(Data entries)
===
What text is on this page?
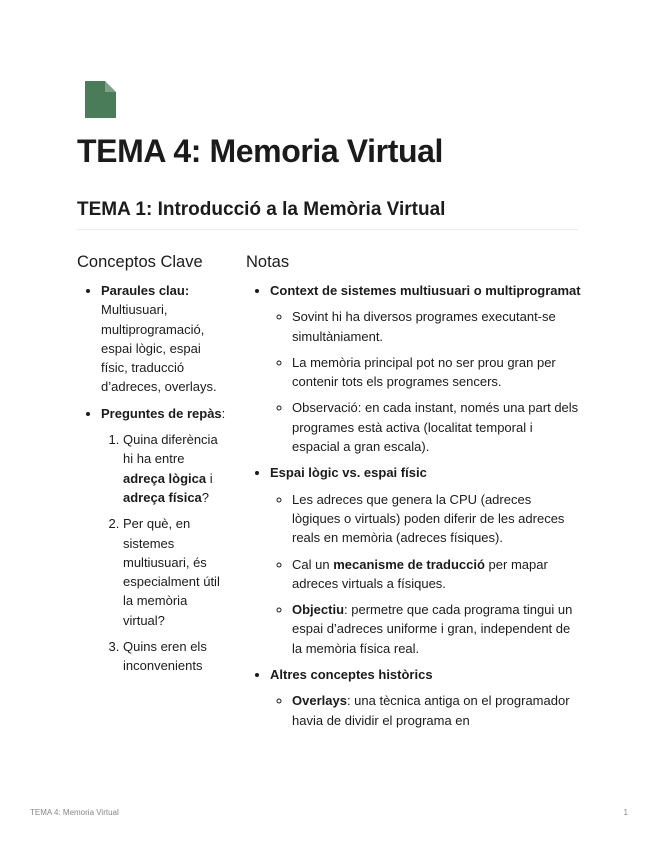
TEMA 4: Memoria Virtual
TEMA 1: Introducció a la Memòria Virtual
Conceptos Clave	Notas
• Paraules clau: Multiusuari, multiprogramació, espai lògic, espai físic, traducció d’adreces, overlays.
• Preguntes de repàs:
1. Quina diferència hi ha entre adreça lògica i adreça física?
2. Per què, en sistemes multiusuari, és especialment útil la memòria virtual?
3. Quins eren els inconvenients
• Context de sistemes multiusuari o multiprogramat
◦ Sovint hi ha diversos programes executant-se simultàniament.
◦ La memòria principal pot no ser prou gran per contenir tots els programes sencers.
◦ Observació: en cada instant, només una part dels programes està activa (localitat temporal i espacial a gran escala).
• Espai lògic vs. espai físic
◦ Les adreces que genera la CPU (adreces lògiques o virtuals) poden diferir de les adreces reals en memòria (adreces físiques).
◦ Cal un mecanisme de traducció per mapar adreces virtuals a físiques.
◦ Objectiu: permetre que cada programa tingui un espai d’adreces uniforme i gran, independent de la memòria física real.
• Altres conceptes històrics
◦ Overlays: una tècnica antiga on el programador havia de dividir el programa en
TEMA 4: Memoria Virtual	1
===
Exercise directions: Copy out the data above exactly, except the pictures.

Exercise response:
What text is on this page?
TEMA 4: Memoria Virtual
TEMA 1: Introducció a la Memòria Virtual
Conceptos Clave	Notas
• Paraules clau: Multiusuari, multiprogramació, espai lògic, espai físic, traducció d’adreces, overlays.
• Preguntes de repàs:
1. Quina diferència hi ha entre adreça lògica i adreça física?
2. Per què, en sistemes multiusuari, és especialment útil la memòria virtual?
3. Quins eren els inconvenients
• Context de sistemes multiusuari o multiprogramat
◦ Sovint hi ha diversos programes executant-se simultàniament.
◦ La memòria principal pot no ser prou gran per contenir tots els programes sencers.
◦ Observació: en cada instant, només una part dels programes està activa (localitat temporal i espacial a gran escala).
• Espai lògic vs. espai físic
◦ Les adreces que genera la CPU (adreces lògiques o virtuals) poden diferir de les adreces reals en memòria (adreces físiques).
◦ Cal un mecanisme de traducció per mapar adreces virtuals a físiques.
◦ Objectiu: permetre que cada programa tingui un espai d’adreces uniforme i gran, independent de la memòria física real.
• Altres conceptes històrics
◦ Overlays: una tècnica antiga on el programador havia de dividir el programa en
TEMA 4: Memoria Virtual	1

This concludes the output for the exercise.